'''

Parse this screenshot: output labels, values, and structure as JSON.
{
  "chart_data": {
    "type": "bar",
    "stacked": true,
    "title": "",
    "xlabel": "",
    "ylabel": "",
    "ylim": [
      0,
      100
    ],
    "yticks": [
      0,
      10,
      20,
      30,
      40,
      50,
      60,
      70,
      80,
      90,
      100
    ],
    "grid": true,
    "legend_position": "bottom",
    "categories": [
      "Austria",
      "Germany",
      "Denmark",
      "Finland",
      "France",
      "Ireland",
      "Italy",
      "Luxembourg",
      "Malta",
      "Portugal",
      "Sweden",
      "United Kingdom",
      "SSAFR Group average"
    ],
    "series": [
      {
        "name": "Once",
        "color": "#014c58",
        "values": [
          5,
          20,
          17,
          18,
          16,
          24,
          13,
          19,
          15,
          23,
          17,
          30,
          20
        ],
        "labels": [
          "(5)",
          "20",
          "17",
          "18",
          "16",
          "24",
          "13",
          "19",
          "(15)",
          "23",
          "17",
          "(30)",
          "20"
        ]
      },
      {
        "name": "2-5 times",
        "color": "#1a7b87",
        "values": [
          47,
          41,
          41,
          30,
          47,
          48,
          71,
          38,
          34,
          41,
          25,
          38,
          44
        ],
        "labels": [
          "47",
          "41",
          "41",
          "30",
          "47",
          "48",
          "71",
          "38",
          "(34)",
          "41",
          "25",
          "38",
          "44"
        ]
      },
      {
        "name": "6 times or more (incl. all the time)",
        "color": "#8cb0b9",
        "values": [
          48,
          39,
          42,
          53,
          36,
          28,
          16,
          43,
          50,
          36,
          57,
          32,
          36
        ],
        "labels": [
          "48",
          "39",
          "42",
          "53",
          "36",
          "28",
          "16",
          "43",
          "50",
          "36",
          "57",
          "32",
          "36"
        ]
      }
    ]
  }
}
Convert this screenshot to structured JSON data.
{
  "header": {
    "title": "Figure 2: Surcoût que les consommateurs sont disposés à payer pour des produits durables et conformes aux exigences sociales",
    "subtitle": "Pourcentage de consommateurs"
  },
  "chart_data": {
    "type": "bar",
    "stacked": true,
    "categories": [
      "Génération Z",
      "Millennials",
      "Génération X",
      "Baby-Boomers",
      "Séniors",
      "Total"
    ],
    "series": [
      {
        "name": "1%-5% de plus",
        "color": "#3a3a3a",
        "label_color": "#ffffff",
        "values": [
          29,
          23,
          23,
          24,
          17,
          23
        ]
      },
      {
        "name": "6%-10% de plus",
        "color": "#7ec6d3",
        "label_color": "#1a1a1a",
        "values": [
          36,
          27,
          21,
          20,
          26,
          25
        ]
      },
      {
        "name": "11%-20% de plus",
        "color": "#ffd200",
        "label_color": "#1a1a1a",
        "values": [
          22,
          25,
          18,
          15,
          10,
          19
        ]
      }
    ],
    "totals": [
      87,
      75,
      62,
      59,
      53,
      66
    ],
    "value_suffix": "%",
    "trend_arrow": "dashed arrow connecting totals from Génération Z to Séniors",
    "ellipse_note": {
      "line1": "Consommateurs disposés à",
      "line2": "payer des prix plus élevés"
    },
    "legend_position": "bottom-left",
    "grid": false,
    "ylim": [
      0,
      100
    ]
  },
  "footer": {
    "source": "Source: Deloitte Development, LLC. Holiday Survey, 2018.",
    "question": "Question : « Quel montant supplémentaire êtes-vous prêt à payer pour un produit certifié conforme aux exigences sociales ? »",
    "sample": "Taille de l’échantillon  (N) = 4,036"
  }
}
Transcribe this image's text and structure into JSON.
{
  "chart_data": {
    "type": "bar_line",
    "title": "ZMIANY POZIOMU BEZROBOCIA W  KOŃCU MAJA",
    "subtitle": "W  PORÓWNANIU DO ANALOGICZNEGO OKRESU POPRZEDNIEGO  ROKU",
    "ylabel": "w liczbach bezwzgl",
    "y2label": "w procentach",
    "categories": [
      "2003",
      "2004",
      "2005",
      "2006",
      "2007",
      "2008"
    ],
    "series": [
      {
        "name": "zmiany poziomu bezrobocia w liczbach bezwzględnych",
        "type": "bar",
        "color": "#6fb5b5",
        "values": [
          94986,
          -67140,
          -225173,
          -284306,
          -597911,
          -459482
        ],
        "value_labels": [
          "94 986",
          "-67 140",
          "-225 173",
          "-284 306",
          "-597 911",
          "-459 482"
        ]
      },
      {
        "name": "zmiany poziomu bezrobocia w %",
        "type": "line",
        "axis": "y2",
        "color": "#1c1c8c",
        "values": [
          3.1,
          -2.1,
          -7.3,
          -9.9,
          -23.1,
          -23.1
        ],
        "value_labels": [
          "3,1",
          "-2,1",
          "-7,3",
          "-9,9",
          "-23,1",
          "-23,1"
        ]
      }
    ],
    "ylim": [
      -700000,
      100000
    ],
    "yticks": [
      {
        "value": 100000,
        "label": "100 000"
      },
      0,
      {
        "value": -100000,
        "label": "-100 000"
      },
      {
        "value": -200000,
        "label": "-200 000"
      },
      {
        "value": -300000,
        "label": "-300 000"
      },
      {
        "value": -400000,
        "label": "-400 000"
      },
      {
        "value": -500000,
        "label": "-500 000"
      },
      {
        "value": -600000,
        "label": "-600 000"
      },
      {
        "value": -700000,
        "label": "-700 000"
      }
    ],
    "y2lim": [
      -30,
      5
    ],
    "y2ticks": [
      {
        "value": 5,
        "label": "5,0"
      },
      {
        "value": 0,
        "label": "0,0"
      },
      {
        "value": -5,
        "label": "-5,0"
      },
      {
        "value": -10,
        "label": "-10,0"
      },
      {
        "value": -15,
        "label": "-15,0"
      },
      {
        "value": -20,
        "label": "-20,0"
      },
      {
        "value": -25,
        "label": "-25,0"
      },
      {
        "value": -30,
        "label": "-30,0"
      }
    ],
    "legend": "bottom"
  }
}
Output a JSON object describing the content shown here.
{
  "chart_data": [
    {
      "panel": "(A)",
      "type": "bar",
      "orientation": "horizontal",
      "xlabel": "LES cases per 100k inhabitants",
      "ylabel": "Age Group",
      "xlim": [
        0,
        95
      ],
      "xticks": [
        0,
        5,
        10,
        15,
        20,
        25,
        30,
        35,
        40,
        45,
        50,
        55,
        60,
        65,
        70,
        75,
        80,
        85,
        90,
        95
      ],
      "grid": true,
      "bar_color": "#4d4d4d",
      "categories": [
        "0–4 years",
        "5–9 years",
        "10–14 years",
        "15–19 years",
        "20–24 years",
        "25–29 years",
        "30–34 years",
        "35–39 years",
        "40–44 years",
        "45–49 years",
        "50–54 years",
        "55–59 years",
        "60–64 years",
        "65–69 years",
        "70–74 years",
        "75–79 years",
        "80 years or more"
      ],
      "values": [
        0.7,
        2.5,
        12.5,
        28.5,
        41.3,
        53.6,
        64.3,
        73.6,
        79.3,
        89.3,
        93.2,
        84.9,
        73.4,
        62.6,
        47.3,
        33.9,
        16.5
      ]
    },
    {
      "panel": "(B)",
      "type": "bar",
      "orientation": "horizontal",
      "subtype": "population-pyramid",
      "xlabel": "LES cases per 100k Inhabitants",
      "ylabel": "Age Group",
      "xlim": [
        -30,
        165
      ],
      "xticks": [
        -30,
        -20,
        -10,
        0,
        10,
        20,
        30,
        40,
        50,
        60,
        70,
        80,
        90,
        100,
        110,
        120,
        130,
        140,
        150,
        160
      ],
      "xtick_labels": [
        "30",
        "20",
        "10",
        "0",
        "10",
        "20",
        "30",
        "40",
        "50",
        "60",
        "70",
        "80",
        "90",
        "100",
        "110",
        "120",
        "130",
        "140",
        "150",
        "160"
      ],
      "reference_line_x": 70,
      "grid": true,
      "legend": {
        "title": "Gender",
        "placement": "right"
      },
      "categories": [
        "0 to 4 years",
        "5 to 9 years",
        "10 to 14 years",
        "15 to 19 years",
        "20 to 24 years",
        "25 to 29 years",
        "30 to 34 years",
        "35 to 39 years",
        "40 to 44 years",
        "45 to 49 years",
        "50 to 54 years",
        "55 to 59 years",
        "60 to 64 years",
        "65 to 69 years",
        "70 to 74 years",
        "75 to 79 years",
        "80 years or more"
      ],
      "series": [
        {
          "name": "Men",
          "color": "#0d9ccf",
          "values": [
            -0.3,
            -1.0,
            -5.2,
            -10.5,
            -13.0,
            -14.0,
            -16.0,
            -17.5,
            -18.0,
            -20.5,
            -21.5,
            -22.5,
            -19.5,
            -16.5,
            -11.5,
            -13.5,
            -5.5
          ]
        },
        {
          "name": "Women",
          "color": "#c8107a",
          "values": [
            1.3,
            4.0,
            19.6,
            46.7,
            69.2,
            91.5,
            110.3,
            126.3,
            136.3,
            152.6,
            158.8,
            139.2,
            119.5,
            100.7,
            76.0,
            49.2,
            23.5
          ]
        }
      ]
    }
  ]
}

'''

Filter the entries down to the lines containing "totals". Copy each of those lines.

    "totals": [
    "trend_arrow": "dashed arrow connecting totals from Génération Z to Séniors",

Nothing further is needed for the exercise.